[Stored data entries]
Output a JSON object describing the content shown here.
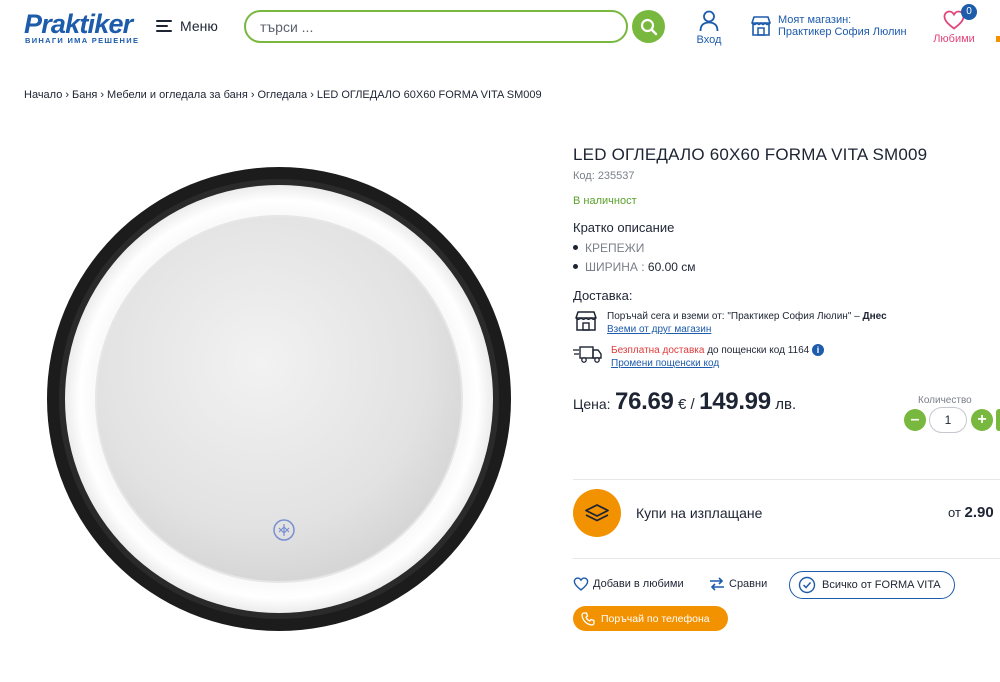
{
  "header": {
    "logo_text": "Praktiker",
    "logo_tagline": "ВИНАГИ ИМА РЕШЕНИЕ",
    "menu_label": "Меню",
    "search_placeholder": "търси ...",
    "login_label": "Вход",
    "store_label": "Моят магазин:",
    "store_name": "Практикер София Люлин",
    "favorites_label": "Любими",
    "favorites_count": "0"
  },
  "breadcrumb": [
    "Начало",
    "Баня",
    "Мебели и огледала за баня",
    "Огледала",
    "LED ОГЛЕДАЛО 60X60 FORMA VITA SM009"
  ],
  "product": {
    "title": "LED ОГЛЕДАЛО 60X60 FORMA VITA SM009",
    "sku": "Код: 235537",
    "stock": "В наличност",
    "short_description_title": "Кратко описание",
    "specs": [
      {
        "key": "КРЕПЕЖИ",
        "value": ""
      },
      {
        "key": "ШИРИНА :",
        "value": " 60.00 см"
      }
    ]
  },
  "delivery": {
    "title": "Доставка:",
    "pickup_text": "Поръчай сега и вземи от: \"Практикер София Люлин\" – ",
    "pickup_when": "Днес",
    "pickup_link": "Вземи от друг магазин",
    "free_label": "Безплатна доставка",
    "free_text": " до пощенски код 1164",
    "postcode_link": "Промени пощенски код"
  },
  "price": {
    "label": "Цена:",
    "eur": "76.69",
    "eur_sym": "€ /",
    "bgn": "149.99",
    "bgn_sym": "лв."
  },
  "quantity": {
    "label": "Количество",
    "value": "1",
    "minus": "–",
    "plus": "+"
  },
  "installment": {
    "label": "Купи на изплащане",
    "from_prefix": "от",
    "from_value": "2.90"
  },
  "actions": {
    "favorite": "Добави в любими",
    "compare": "Сравни",
    "brand": "Всичко от FORMA VITA",
    "phone_order": "Поръчай по телефона"
  },
  "colors": {
    "brand_blue": "#1d5bab",
    "accent_green": "#79b83e",
    "accent_orange": "#f39200",
    "favorite_pink": "#e0457b"
  }
}
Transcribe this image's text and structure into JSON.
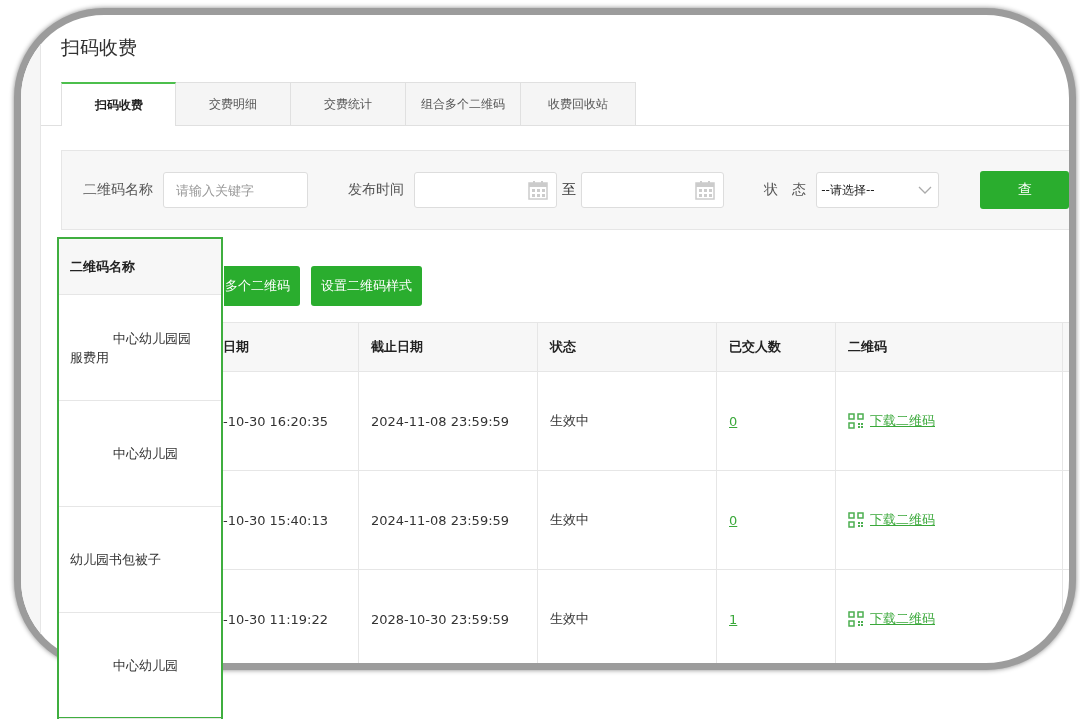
{
  "page_title": "扫码收费",
  "tabs": [
    {
      "label": "扫码收费",
      "selected": true
    },
    {
      "label": "交费明细",
      "selected": false
    },
    {
      "label": "交费统计",
      "selected": false
    },
    {
      "label": "组合多个二维码",
      "selected": false
    },
    {
      "label": "收费回收站",
      "selected": false
    }
  ],
  "filters": {
    "name_label": "二维码名称",
    "name_placeholder": "请输入关键字",
    "time_label": "发布时间",
    "to_label": "至",
    "status_label": "状　态",
    "status_value": "--请选择--",
    "search_button": "查"
  },
  "actions": [
    "多个二维码",
    "设置二维码样式"
  ],
  "table": {
    "columns": [
      "日期",
      "截止日期",
      "状态",
      "已交人数",
      "二维码"
    ],
    "rows": [
      {
        "start": "-10-30 16:20:35",
        "end": "2024-11-08 23:59:59",
        "status": "生效中",
        "paid": "0",
        "link": "下载二维码"
      },
      {
        "start": "-10-30 15:40:13",
        "end": "2024-11-08 23:59:59",
        "status": "生效中",
        "paid": "0",
        "link": "下载二维码"
      },
      {
        "start": "-10-30 11:19:22",
        "end": "2028-10-30 23:59:59",
        "status": "生效中",
        "paid": "1",
        "link": "下载二维码"
      }
    ]
  },
  "fixed_column": {
    "header": "二维码名称",
    "items": [
      {
        "name": "中心幼儿园园服费用",
        "indented": true
      },
      {
        "name": "中心幼儿园",
        "indented": true
      },
      {
        "name": "幼儿园书包被子",
        "indented": false
      },
      {
        "name": "中心幼儿园",
        "indented": true
      }
    ]
  }
}
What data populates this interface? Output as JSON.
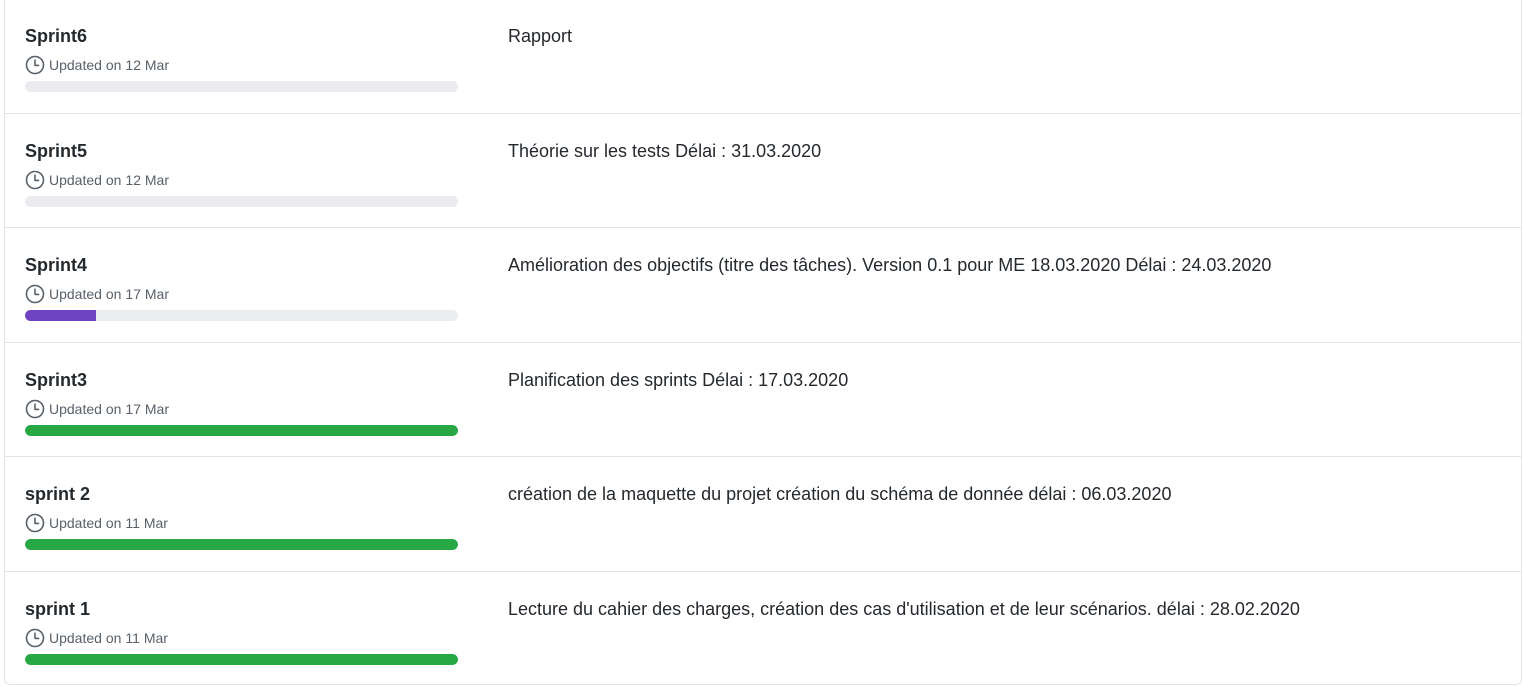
{
  "milestones": [
    {
      "title": "Sprint6",
      "updated_label": "Updated on",
      "updated_date": "12 Mar",
      "progress": 0,
      "progress_color": "#eaecef",
      "description": "Rapport"
    },
    {
      "title": "Sprint5",
      "updated_label": "Updated on",
      "updated_date": "12 Mar",
      "progress": 0,
      "progress_color": "#eaecef",
      "description": "Théorie sur les tests Délai : 31.03.2020"
    },
    {
      "title": "Sprint4",
      "updated_label": "Updated on",
      "updated_date": "17 Mar",
      "progress": 0.165,
      "progress_color": "#6f42c1",
      "description": "Amélioration des objectifs (titre des tâches). Version 0.1 pour ME 18.03.2020 Délai : 24.03.2020"
    },
    {
      "title": "Sprint3",
      "updated_label": "Updated on",
      "updated_date": "17 Mar",
      "progress": 1,
      "progress_color": "#28a745",
      "description": "Planification des sprints Délai : 17.03.2020"
    },
    {
      "title": "sprint 2",
      "updated_label": "Updated on",
      "updated_date": "11 Mar",
      "progress": 1,
      "progress_color": "#28a745",
      "description": "création de la maquette du projet création du schéma de donnée délai : 06.03.2020"
    },
    {
      "title": "sprint 1",
      "updated_label": "Updated on",
      "updated_date": "11 Mar",
      "progress": 1,
      "progress_color": "#28a745",
      "description": "Lecture du cahier des charges, création des cas d'utilisation et de leur scénarios. délai : 28.02.2020"
    }
  ]
}
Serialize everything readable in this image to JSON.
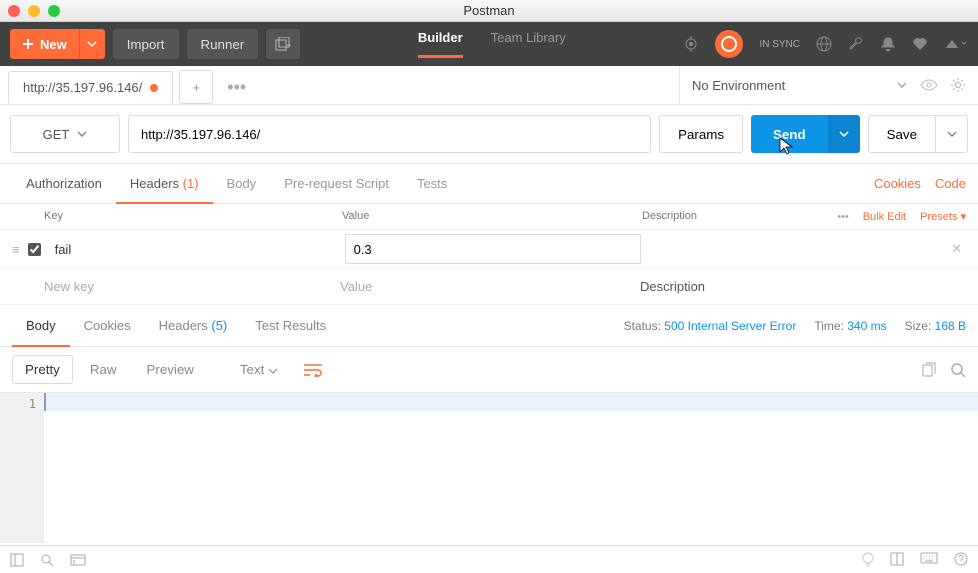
{
  "window": {
    "title": "Postman"
  },
  "toolbar": {
    "new_label": "New",
    "import_label": "Import",
    "runner_label": "Runner",
    "nav": {
      "builder": "Builder",
      "team_library": "Team Library"
    },
    "sync_label": "IN SYNC"
  },
  "tabs": {
    "active_tab_label": "http://35.197.96.146/",
    "env_label": "No Environment"
  },
  "request": {
    "method": "GET",
    "url": "http://35.197.96.146/",
    "params_label": "Params",
    "send_label": "Send",
    "save_label": "Save"
  },
  "req_tabs": {
    "authorization": "Authorization",
    "headers": "Headers",
    "headers_count": "(1)",
    "body": "Body",
    "prerequest": "Pre-request Script",
    "tests": "Tests",
    "cookies": "Cookies",
    "code": "Code"
  },
  "headers_table": {
    "col_key": "Key",
    "col_value": "Value",
    "col_desc": "Description",
    "bulk_edit": "Bulk Edit",
    "presets": "Presets",
    "rows": [
      {
        "key": "fail",
        "value": "0.3",
        "description": ""
      }
    ],
    "placeholder_key": "New key",
    "placeholder_value": "Value",
    "placeholder_desc": "Description"
  },
  "response": {
    "tabs": {
      "body": "Body",
      "cookies": "Cookies",
      "headers": "Headers",
      "headers_count": "(5)",
      "test_results": "Test Results"
    },
    "status_label": "Status:",
    "status_value": "500 Internal Server Error",
    "time_label": "Time:",
    "time_value": "340 ms",
    "size_label": "Size:",
    "size_value": "168 B",
    "view": {
      "pretty": "Pretty",
      "raw": "Raw",
      "preview": "Preview",
      "format": "Text"
    },
    "editor_line_number": "1"
  }
}
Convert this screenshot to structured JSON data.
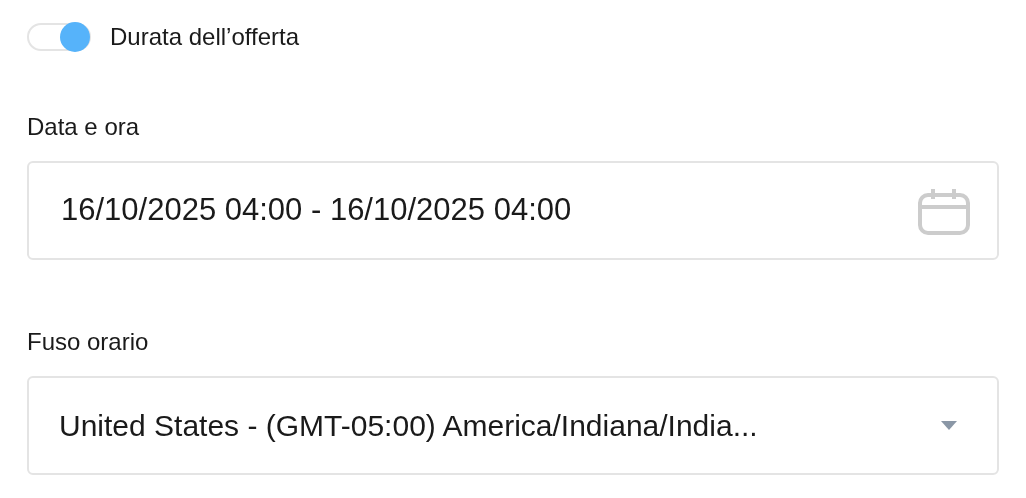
{
  "toggle": {
    "label": "Durata dell’offerta",
    "on": true
  },
  "date_field": {
    "label": "Data e ora",
    "value": "16/10/2025 04:00 - 16/10/2025 04:00"
  },
  "timezone_select": {
    "label": "Fuso orario",
    "value": "United States - (GMT-05:00) America/Indiana/India..."
  }
}
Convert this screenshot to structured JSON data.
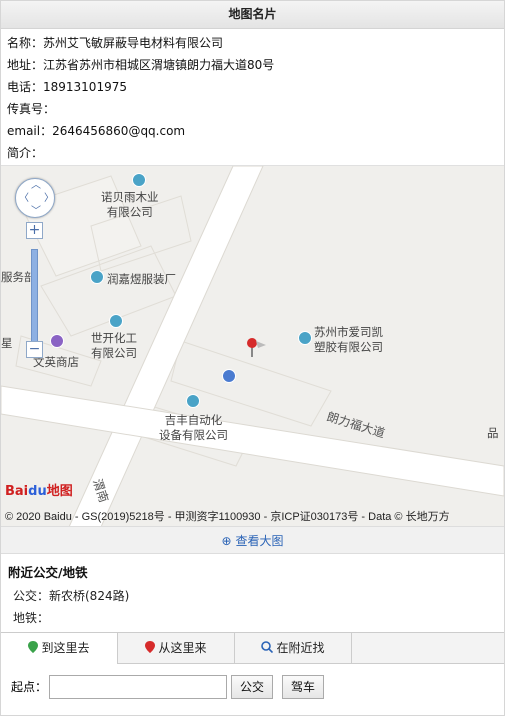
{
  "header": {
    "title": "地图名片"
  },
  "info": {
    "name": "名称：苏州艾飞敏屏蔽导电材料有限公司",
    "address": "地址：江苏省苏州市相城区渭塘镇朗力福大道80号",
    "phone": "电话：18913101975",
    "fax": "传真号：",
    "email": "email：2646456860@qq.com",
    "intro": "简介："
  },
  "map": {
    "pois": {
      "nuobei_1": "诺贝雨木业",
      "nuobei_2": "有限公司",
      "fuwubu": "服务部",
      "runjiayu": "润嘉煜服装厂",
      "shikai_1": "世开化工",
      "shikai_2": "有限公司",
      "aisikai_1": "苏州市爱司凯",
      "aisikai_2": "塑胶有限公司",
      "wenying": "文英商店",
      "xing": "星",
      "jifeng_1": "吉丰自动化",
      "jifeng_2": "设备有限公司",
      "pin": "品",
      "weinan": "渭南"
    },
    "road_label": "朗力福大道",
    "logo_text": "地图",
    "logo_brand": "Bai",
    "logo_paw": "du",
    "copyright": "© 2020 Baidu - GS(2019)5218号 - 甲测资字1100930 - 京ICP证030173号 - Data © 长地万方"
  },
  "view_large": "查看大图",
  "transit": {
    "title": "附近公交/地铁",
    "bus": "公交：新农桥(824路)",
    "subway": "地铁："
  },
  "tabs": [
    {
      "label": "到这里去"
    },
    {
      "label": "从这里来"
    },
    {
      "label": "在附近找"
    }
  ],
  "start": {
    "label": "起点：",
    "bus_button": "公交",
    "drive_button": "驾车"
  },
  "colors": {
    "link": "#2a63b6",
    "pin": "#d62b2b"
  }
}
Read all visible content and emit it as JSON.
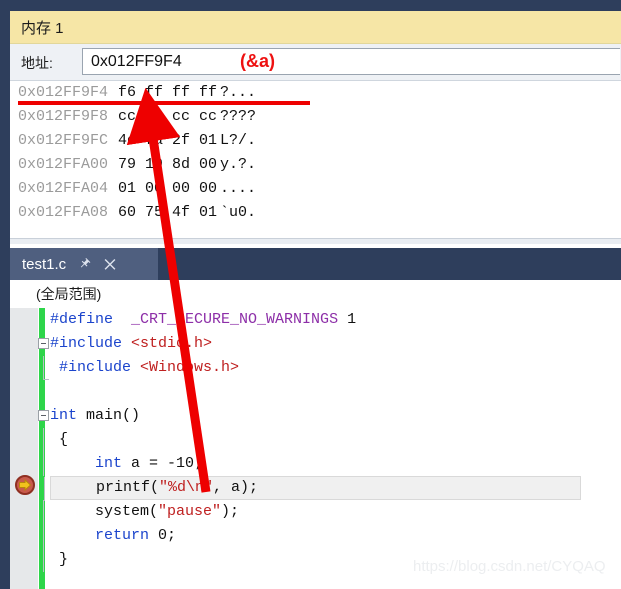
{
  "memory_window": {
    "tab_label": "内存 1",
    "address": {
      "label": "地址:",
      "value": "0x012FF9F4",
      "placeholder": "",
      "annotation": "(&a)"
    },
    "columns": [
      "address",
      "bytes",
      "ascii"
    ],
    "rows": [
      {
        "address": "0x012FF9F4",
        "bytes": "f6 ff ff ff",
        "ascii": "?..."
      },
      {
        "address": "0x012FF9F8",
        "bytes": "cc cc cc cc",
        "ascii": "????"
      },
      {
        "address": "0x012FF9FC",
        "bytes": "4c fa 2f 01",
        "ascii": "L?/."
      },
      {
        "address": "0x012FFA00",
        "bytes": "79 19 8d 00",
        "ascii": "y.?."
      },
      {
        "address": "0x012FFA04",
        "bytes": "01 00 00 00",
        "ascii": "...."
      },
      {
        "address": "0x012FFA08",
        "bytes": "60 75 4f 01",
        "ascii": "`u0."
      }
    ]
  },
  "editor_window": {
    "tab": {
      "label": "test1.c",
      "pin_icon": "pin-icon",
      "close_icon": "close-icon"
    },
    "scope": {
      "value": "(全局范围)"
    },
    "code": [
      {
        "indent": 2,
        "tokens": [
          {
            "t": "#define",
            "c": "pre"
          },
          {
            "t": "  ",
            "c": "plain"
          },
          {
            "t": "_CRT_SECURE_NO_WARNINGS",
            "c": "macro"
          },
          {
            "t": " 1",
            "c": "plain"
          }
        ]
      },
      {
        "indent": 0,
        "fold": "open",
        "tokens": [
          {
            "t": "#include",
            "c": "pre"
          },
          {
            "t": " ",
            "c": "plain"
          },
          {
            "t": "<stdio.h>",
            "c": "str"
          }
        ]
      },
      {
        "indent": 0,
        "stem": "end",
        "tokens": [
          {
            "t": " #include",
            "c": "pre"
          },
          {
            "t": " ",
            "c": "plain"
          },
          {
            "t": "<Windows.h>",
            "c": "str"
          }
        ]
      },
      {
        "indent": 0,
        "tokens": [
          {
            "t": "",
            "c": "plain"
          }
        ]
      },
      {
        "indent": 0,
        "fold": "open",
        "tokens": [
          {
            "t": "int",
            "c": "kw"
          },
          {
            "t": " main()",
            "c": "plain"
          }
        ]
      },
      {
        "indent": 0,
        "stem": "mid",
        "tokens": [
          {
            "t": " {",
            "c": "plain"
          }
        ]
      },
      {
        "indent": 0,
        "stem": "mid",
        "tokens": [
          {
            "t": "     ",
            "c": "plain"
          },
          {
            "t": "int",
            "c": "kw"
          },
          {
            "t": " a = -10;",
            "c": "plain"
          }
        ]
      },
      {
        "indent": 0,
        "stem": "mid",
        "highlight": true,
        "tokens": [
          {
            "t": "     printf(",
            "c": "plain"
          },
          {
            "t": "\"%d\\n\"",
            "c": "str"
          },
          {
            "t": ", a);",
            "c": "plain"
          }
        ]
      },
      {
        "indent": 0,
        "stem": "mid",
        "tokens": [
          {
            "t": "     system(",
            "c": "plain"
          },
          {
            "t": "\"pause\"",
            "c": "str"
          },
          {
            "t": ");",
            "c": "plain"
          }
        ]
      },
      {
        "indent": 0,
        "stem": "mid",
        "tokens": [
          {
            "t": "     ",
            "c": "plain"
          },
          {
            "t": "return",
            "c": "kw"
          },
          {
            "t": " 0;",
            "c": "plain"
          }
        ]
      },
      {
        "indent": 0,
        "stem": "mid",
        "tokens": [
          {
            "t": " }",
            "c": "plain"
          }
        ]
      }
    ],
    "breakpoint_marker": "breakpoint-current-statement-icon"
  },
  "annotations": {
    "arrow_color": "#ee0000",
    "underline_color": "#ee0000"
  },
  "watermark": "https://blog.csdn.net/CYQAQ",
  "colors": {
    "chrome": "#2e3e5c",
    "memory_tab": "#f6e6a6",
    "editor_tab": "#4f5f7f",
    "change_bar": "#2ed54a",
    "accent_red": "#ee0000",
    "keyword_blue": "#1b44cc",
    "string_red": "#bf2020",
    "macro_purple": "#8d2fa8"
  }
}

TASK DETAILS: Pull out all lines containing "tests".

IN RESPONSE:
      "description": "Théorie sur les tests Délai : 31.03.2020"
    "tests": "Tests",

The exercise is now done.